#### [Data entries]
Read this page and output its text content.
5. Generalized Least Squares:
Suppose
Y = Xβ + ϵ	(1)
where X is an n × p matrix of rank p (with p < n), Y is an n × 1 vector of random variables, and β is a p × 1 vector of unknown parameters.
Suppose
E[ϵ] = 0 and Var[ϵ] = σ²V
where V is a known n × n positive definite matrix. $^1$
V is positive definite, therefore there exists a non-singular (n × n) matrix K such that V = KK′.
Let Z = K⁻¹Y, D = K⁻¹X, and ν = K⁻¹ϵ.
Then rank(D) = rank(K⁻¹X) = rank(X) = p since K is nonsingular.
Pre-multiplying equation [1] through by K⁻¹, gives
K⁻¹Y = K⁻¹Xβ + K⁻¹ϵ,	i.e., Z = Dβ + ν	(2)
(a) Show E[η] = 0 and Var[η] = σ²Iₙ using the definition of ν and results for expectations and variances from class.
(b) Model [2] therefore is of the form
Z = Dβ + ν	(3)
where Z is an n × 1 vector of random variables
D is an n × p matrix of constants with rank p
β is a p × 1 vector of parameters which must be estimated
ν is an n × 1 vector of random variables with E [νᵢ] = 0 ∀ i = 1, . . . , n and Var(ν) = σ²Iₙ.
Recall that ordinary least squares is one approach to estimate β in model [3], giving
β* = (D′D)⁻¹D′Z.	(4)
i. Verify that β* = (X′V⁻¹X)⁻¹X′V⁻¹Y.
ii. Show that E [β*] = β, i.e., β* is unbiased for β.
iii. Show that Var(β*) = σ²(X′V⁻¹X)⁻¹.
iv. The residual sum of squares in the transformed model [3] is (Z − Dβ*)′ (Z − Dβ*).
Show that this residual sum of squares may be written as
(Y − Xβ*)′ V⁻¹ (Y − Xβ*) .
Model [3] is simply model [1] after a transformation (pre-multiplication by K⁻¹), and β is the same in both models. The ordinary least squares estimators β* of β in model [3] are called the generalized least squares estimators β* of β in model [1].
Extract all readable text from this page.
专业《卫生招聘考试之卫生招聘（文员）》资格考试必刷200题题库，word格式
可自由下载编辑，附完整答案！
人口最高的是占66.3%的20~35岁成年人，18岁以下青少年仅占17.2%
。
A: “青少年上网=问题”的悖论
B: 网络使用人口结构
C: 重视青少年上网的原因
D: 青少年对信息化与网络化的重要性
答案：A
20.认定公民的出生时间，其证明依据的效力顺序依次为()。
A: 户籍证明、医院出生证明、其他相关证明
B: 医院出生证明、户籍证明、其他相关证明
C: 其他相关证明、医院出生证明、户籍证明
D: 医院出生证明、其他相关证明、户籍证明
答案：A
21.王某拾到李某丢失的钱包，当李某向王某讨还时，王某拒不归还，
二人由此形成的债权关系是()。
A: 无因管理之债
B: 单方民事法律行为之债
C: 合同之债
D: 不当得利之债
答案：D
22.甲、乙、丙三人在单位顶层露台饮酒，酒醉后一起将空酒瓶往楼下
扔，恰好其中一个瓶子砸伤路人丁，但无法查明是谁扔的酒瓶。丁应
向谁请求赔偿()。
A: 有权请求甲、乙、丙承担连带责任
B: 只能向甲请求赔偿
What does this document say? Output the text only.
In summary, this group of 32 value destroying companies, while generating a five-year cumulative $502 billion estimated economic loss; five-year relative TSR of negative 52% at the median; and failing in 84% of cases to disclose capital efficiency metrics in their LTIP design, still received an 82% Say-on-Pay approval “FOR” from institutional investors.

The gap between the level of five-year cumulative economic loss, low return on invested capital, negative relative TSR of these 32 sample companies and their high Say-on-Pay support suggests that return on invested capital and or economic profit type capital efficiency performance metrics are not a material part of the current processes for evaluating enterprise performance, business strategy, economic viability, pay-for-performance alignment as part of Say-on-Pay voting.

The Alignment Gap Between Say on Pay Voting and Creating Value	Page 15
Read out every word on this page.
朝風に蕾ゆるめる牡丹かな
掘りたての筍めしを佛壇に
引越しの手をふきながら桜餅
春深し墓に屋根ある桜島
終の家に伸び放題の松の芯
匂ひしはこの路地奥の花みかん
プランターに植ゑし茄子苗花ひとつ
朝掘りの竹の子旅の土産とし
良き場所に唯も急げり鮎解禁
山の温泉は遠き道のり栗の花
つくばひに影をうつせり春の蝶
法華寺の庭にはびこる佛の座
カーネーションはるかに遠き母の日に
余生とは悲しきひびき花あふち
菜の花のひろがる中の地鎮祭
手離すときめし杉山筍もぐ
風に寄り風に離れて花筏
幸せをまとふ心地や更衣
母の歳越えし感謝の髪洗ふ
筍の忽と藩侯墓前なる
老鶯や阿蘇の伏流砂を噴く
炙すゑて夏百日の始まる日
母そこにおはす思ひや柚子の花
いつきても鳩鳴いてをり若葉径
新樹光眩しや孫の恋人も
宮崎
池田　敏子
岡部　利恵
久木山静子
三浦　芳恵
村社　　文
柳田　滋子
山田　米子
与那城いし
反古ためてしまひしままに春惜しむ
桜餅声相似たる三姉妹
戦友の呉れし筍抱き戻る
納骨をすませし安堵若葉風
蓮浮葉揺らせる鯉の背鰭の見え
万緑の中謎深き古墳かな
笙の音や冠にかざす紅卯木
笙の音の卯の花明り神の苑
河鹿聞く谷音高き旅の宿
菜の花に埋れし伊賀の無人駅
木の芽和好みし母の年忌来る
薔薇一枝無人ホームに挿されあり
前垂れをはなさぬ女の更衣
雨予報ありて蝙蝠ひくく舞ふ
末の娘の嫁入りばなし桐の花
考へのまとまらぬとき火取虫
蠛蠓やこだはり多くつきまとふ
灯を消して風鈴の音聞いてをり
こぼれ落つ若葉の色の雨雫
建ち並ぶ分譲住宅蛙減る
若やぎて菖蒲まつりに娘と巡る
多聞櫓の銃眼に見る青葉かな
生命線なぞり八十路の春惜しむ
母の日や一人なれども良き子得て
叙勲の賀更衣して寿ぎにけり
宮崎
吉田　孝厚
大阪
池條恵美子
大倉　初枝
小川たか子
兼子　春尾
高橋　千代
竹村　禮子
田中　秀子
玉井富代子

#### [Required task]
Exactly as written above, please repeat the entries.

#### [Written answer]
Read this page and output its text content.
5. Generalized Least Squares:
Suppose
Y = Xβ + ϵ	(1)
where X is an n × p matrix of rank p (with p < n), Y is an n × 1 vector of random variables, and β is a p × 1 vector of unknown parameters.
Suppose
E[ϵ] = 0 and Var[ϵ] = σ²V
where V is a known n × n positive definite matrix. $^1$
V is positive definite, therefore there exists a non-singular (n × n) matrix K such that V = KK′.
Let Z = K⁻¹Y, D = K⁻¹X, and ν = K⁻¹ϵ.
Then rank(D) = rank(K⁻¹X) = rank(X) = p since K is nonsingular.
Pre-multiplying equation [1] through by K⁻¹, gives
K⁻¹Y = K⁻¹Xβ + K⁻¹ϵ,	i.e., Z = Dβ + ν	(2)
(a) Show E[η] = 0 and Var[η] = σ²Iₙ using the definition of ν and results for expectations and variances from class.
(b) Model [2] therefore is of the form
Z = Dβ + ν	(3)
where Z is an n × 1 vector of random variables
D is an n × p matrix of constants with rank p
β is a p × 1 vector of parameters which must be estimated
ν is an n × 1 vector of random variables with E [νᵢ] = 0 ∀ i = 1, . . . , n and Var(ν) = σ²Iₙ.
Recall that ordinary least squares is one approach to estimate β in model [3], giving
β* = (D′D)⁻¹D′Z.	(4)
i. Verify that β* = (X′V⁻¹X)⁻¹X′V⁻¹Y.
ii. Show that E [β*] = β, i.e., β* is unbiased for β.
iii. Show that Var(β*) = σ²(X′V⁻¹X)⁻¹.
iv. The residual sum of squares in the transformed model [3] is (Z − Dβ*)′ (Z − Dβ*).
Show that this residual sum of squares may be written as
(Y − Xβ*)′ V⁻¹ (Y − Xβ*) .
Model [3] is simply model [1] after a transformation (pre-multiplication by K⁻¹), and β is the same in both models. The ordinary least squares estimators β* of β in model [3] are called the generalized least squares estimators β* of β in model [1].
Extract all readable text from this page.
专业《卫生招聘考试之卫生招聘（文员）》资格考试必刷200题题库，word格式
可自由下载编辑，附完整答案！
人口最高的是占66.3%的20~35岁成年人，18岁以下青少年仅占17.2%
。
A: “青少年上网=问题”的悖论
B: 网络使用人口结构
C: 重视青少年上网的原因
D: 青少年对信息化与网络化的重要性
答案：A
20.认定公民的出生时间，其证明依据的效力顺序依次为()。
A: 户籍证明、医院出生证明、其他相关证明
B: 医院出生证明、户籍证明、其他相关证明
C: 其他相关证明、医院出生证明、户籍证明
D: 医院出生证明、其他相关证明、户籍证明
答案：A
21.王某拾到李某丢失的钱包，当李某向王某讨还时，王某拒不归还，
二人由此形成的债权关系是()。
A: 无因管理之债
B: 单方民事法律行为之债
C: 合同之债
D: 不当得利之债
答案：D
22.甲、乙、丙三人在单位顶层露台饮酒，酒醉后一起将空酒瓶往楼下
扔，恰好其中一个瓶子砸伤路人丁，但无法查明是谁扔的酒瓶。丁应
向谁请求赔偿()。
A: 有权请求甲、乙、丙承担连带责任
B: 只能向甲请求赔偿
What does this document say? Output the text only.
In summary, this group of 32 value destroying companies, while generating a five-year cumulative $502 billion estimated economic loss; five-year relative TSR of negative 52% at the median; and failing in 84% of cases to disclose capital efficiency metrics in their LTIP design, still received an 82% Say-on-Pay approval “FOR” from institutional investors.

The gap between the level of five-year cumulative economic loss, low return on invested capital, negative relative TSR of these 32 sample companies and their high Say-on-Pay support suggests that return on invested capital and or economic profit type capital efficiency performance metrics are not a material part of the current processes for evaluating enterprise performance, business strategy, economic viability, pay-for-performance alignment as part of Say-on-Pay voting.

The Alignment Gap Between Say on Pay Voting and Creating Value	Page 15
Read out every word on this page.
朝風に蕾ゆるめる牡丹かな
掘りたての筍めしを佛壇に
引越しの手をふきながら桜餅
春深し墓に屋根ある桜島
終の家に伸び放題の松の芯
匂ひしはこの路地奥の花みかん
プランターに植ゑし茄子苗花ひとつ
朝掘りの竹の子旅の土産とし
良き場所に唯も急げり鮎解禁
山の温泉は遠き道のり栗の花
つくばひに影をうつせり春の蝶
法華寺の庭にはびこる佛の座
カーネーションはるかに遠き母の日に
余生とは悲しきひびき花あふち
菜の花のひろがる中の地鎮祭
手離すときめし杉山筍もぐ
風に寄り風に離れて花筏
幸せをまとふ心地や更衣
母の歳越えし感謝の髪洗ふ
筍の忽と藩侯墓前なる
老鶯や阿蘇の伏流砂を噴く
炙すゑて夏百日の始まる日
母そこにおはす思ひや柚子の花
いつきても鳩鳴いてをり若葉径
新樹光眩しや孫の恋人も
宮崎
池田　敏子
岡部　利恵
久木山静子
三浦　芳恵
村社　　文
柳田　滋子
山田　米子
与那城いし
反古ためてしまひしままに春惜しむ
桜餅声相似たる三姉妹
戦友の呉れし筍抱き戻る
納骨をすませし安堵若葉風
蓮浮葉揺らせる鯉の背鰭の見え
万緑の中謎深き古墳かな
笙の音や冠にかざす紅卯木
笙の音の卯の花明り神の苑
河鹿聞く谷音高き旅の宿
菜の花に埋れし伊賀の無人駅
木の芽和好みし母の年忌来る
薔薇一枝無人ホームに挿されあり
前垂れをはなさぬ女の更衣
雨予報ありて蝙蝠ひくく舞ふ
末の娘の嫁入りばなし桐の花
考へのまとまらぬとき火取虫
蠛蠓やこだはり多くつきまとふ
灯を消して風鈴の音聞いてをり
こぼれ落つ若葉の色の雨雫
建ち並ぶ分譲住宅蛙減る
若やぎて菖蒲まつりに娘と巡る
多聞櫓の銃眼に見る青葉かな
生命線なぞり八十路の春惜しむ
母の日や一人なれども良き子得て
叙勲の賀更衣して寿ぎにけり
宮崎
吉田　孝厚
大阪
池條恵美子
大倉　初枝
小川たか子
兼子　春尾
高橋　千代
竹村　禮子
田中　秀子
玉井富代子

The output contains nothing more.